To do.
Find all the lines with "przedmiotowy" and gather them.

....................

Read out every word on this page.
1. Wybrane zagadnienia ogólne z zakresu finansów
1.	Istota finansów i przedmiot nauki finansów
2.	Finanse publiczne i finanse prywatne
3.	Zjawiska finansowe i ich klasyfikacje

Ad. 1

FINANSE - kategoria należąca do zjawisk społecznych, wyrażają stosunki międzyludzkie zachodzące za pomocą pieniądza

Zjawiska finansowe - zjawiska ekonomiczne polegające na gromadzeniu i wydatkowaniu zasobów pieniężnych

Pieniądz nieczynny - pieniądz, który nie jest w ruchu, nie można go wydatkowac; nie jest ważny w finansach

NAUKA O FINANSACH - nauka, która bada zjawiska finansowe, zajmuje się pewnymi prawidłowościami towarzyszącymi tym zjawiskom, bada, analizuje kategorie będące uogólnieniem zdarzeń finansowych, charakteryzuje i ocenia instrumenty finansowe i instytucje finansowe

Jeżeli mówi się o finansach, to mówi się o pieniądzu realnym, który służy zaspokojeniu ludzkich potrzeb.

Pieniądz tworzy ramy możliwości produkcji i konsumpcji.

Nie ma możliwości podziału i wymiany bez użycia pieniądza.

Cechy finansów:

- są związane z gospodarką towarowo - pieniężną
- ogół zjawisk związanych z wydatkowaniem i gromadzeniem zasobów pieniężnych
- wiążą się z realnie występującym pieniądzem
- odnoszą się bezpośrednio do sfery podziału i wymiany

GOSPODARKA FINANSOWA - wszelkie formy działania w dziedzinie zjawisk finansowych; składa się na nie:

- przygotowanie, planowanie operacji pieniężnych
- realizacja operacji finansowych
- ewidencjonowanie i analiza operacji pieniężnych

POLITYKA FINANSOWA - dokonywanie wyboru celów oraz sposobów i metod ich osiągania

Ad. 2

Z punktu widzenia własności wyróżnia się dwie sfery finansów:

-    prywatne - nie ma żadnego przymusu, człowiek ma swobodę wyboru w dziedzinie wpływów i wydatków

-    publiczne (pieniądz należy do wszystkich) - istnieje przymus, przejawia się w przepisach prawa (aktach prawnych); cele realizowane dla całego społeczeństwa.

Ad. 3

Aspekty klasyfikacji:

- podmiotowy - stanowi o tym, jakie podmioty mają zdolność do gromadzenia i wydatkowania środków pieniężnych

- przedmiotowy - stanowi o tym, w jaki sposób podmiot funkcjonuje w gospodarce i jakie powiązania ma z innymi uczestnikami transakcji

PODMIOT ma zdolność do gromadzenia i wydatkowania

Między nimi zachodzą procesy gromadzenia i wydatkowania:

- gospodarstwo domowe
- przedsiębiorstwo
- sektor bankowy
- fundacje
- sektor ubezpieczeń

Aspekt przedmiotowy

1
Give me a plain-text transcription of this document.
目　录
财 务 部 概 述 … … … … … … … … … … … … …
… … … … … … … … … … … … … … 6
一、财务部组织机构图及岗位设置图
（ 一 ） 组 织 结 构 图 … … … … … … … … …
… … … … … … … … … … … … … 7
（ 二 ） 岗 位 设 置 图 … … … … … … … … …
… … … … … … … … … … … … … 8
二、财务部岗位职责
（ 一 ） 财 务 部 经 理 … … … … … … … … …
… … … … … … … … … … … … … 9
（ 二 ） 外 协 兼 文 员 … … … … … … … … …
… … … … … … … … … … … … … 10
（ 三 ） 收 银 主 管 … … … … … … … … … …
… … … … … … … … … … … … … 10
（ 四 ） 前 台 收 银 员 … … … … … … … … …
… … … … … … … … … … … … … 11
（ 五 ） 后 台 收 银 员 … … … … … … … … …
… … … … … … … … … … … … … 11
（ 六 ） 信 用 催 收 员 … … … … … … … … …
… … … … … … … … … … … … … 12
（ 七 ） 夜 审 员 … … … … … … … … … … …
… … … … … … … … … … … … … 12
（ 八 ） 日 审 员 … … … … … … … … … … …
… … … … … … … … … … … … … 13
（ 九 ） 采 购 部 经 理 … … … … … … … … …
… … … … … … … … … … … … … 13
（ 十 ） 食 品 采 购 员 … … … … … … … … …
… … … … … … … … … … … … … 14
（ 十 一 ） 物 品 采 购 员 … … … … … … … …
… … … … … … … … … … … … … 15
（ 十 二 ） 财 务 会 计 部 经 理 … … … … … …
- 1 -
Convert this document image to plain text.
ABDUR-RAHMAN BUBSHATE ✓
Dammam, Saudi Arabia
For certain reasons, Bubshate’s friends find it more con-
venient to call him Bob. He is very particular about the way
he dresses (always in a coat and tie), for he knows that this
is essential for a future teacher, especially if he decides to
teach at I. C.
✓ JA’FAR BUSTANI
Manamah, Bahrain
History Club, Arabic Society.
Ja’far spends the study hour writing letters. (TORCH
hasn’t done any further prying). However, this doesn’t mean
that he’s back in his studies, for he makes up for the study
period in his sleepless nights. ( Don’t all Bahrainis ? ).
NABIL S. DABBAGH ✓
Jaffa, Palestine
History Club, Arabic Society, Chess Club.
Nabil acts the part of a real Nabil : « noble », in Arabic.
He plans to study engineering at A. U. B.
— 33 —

....................

Problem solution.
- przedmiotowy - stanowi o tym, w jaki sposób podmiot funkcjonuje w gospodarce i jakie powiązania ma z innymi uczestnikami transakcji
Aspekt przedmiotowy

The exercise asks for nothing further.